(Collected data)
----

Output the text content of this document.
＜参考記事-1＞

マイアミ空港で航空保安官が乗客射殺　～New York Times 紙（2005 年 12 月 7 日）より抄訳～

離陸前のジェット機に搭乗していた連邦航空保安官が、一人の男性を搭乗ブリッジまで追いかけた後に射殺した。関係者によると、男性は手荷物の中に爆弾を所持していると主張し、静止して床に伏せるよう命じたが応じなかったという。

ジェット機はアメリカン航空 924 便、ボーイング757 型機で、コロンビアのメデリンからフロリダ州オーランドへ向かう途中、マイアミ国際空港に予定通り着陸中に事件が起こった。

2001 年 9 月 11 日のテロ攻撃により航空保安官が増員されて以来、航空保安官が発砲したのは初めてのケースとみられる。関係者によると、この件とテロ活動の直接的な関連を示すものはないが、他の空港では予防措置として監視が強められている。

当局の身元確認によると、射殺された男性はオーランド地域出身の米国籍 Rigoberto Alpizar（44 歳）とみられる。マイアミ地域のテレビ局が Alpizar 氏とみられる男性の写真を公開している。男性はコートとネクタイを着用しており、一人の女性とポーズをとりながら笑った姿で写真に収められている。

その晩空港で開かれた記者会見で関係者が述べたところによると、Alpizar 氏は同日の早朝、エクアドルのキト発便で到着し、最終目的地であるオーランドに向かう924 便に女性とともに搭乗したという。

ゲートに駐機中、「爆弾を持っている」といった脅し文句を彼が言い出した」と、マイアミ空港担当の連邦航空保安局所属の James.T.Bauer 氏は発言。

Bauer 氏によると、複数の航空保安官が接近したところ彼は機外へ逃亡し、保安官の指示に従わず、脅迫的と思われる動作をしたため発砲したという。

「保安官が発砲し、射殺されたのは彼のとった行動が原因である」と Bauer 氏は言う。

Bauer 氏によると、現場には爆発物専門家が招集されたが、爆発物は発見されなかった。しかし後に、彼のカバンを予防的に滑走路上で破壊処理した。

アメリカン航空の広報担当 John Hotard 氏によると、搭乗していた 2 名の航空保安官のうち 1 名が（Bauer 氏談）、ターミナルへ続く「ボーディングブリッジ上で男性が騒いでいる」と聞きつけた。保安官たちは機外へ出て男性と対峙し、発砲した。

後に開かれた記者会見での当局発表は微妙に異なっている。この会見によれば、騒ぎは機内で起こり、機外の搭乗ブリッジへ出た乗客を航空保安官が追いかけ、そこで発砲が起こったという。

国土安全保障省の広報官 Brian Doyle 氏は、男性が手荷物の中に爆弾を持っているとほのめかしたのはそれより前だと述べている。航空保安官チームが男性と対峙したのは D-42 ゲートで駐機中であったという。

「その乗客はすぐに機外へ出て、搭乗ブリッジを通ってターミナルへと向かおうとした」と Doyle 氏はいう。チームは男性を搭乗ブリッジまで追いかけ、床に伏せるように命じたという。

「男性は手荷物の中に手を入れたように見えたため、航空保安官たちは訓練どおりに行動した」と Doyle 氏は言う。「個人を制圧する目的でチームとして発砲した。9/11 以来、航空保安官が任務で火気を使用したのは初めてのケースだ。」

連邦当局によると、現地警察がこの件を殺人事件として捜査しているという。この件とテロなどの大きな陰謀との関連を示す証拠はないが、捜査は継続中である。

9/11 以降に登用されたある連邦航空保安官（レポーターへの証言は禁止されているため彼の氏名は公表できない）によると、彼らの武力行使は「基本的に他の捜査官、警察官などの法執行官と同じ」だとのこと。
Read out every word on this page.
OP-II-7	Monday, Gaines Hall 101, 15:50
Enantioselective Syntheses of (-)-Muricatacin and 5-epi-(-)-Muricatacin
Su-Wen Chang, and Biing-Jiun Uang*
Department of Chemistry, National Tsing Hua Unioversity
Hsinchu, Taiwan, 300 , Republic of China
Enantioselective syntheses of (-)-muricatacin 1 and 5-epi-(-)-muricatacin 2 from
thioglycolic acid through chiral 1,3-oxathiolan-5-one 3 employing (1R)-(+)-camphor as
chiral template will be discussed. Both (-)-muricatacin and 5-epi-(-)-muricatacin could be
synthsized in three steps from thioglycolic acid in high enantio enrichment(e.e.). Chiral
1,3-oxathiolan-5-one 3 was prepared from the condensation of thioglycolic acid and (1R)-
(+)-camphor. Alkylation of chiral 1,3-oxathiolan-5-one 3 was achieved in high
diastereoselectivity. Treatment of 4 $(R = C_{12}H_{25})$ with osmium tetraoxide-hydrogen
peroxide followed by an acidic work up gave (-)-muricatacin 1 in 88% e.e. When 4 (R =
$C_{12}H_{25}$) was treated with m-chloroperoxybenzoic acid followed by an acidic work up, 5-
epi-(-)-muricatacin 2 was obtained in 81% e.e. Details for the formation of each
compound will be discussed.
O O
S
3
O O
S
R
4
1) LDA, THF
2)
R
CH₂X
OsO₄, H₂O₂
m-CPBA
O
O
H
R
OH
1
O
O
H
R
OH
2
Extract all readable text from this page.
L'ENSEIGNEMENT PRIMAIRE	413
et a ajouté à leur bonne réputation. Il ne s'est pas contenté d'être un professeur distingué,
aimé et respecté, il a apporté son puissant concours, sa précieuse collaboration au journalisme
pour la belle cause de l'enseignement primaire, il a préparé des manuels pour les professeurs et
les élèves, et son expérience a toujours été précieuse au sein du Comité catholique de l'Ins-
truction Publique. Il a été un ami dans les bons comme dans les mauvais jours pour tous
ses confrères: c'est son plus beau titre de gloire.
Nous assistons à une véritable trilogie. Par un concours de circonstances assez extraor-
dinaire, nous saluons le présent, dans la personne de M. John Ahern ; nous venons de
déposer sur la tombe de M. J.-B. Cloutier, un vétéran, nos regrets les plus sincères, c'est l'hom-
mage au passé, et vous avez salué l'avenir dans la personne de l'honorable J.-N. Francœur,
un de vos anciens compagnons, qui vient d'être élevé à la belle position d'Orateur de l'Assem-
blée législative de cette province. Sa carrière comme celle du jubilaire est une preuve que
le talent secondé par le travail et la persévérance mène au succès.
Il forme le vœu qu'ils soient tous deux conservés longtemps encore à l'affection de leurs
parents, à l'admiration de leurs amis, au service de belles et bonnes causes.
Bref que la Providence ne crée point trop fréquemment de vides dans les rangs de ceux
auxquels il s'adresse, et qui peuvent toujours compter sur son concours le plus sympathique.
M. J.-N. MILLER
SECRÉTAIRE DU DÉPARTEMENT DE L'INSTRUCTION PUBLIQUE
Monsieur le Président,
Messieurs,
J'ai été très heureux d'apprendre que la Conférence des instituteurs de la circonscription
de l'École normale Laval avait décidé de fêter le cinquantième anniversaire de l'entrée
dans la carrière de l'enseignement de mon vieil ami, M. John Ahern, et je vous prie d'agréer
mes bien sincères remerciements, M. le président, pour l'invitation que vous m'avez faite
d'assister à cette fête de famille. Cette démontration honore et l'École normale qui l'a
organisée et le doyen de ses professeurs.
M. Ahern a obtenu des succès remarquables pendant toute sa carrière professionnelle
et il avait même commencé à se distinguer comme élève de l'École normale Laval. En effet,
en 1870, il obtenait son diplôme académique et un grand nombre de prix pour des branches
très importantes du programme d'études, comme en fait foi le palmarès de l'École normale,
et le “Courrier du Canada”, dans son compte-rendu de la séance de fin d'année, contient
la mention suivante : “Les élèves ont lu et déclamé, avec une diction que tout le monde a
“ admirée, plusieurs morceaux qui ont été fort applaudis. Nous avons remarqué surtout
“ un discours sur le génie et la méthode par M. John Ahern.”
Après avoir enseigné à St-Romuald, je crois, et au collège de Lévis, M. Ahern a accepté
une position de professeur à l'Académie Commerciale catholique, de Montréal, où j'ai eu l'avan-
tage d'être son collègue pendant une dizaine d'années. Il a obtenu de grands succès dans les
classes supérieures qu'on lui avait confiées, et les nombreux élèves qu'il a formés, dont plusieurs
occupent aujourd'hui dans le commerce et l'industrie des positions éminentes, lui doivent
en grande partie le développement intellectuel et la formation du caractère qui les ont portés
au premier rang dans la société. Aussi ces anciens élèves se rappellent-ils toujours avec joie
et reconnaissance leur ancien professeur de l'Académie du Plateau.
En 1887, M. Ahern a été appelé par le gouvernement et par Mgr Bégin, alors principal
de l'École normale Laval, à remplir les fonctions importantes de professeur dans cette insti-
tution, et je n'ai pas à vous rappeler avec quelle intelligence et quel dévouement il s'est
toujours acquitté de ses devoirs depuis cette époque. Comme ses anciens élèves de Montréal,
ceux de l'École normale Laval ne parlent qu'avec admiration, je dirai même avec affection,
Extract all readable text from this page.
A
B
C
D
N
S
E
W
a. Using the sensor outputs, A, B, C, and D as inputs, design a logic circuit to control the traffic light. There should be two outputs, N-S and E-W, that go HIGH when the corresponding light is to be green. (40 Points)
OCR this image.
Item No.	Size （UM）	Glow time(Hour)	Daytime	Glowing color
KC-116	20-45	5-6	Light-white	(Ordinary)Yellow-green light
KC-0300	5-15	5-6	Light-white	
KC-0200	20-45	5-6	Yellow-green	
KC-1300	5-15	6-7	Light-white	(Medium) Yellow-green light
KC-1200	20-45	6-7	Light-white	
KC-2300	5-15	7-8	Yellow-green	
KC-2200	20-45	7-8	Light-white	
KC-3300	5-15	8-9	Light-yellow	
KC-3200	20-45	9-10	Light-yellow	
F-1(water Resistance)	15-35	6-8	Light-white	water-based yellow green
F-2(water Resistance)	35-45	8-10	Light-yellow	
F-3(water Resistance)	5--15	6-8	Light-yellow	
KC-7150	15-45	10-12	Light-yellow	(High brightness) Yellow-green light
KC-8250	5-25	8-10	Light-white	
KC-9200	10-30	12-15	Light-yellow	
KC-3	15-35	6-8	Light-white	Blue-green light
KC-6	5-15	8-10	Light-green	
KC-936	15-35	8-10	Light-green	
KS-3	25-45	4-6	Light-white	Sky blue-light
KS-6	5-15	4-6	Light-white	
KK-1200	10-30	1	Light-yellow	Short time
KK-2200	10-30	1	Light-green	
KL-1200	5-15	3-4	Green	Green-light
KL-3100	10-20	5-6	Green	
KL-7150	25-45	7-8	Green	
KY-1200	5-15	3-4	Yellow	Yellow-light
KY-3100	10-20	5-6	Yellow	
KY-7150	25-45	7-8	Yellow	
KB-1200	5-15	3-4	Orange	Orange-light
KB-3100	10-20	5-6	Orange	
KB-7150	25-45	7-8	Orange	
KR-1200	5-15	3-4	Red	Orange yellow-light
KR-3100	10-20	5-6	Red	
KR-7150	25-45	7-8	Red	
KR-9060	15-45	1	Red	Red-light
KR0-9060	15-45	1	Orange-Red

----

Look above for every line with the word "être" and copy it.

et a ajouté à leur bonne réputation. Il ne s'est pas contenté d'être un professeur distingué,
un de vos anciens compagnons, qui vient d'être élevé à la belle position d'Orateur de l'Assem-
tage d'être son collègue pendant une dizaine d'années. Il a obtenu de grands succès dans les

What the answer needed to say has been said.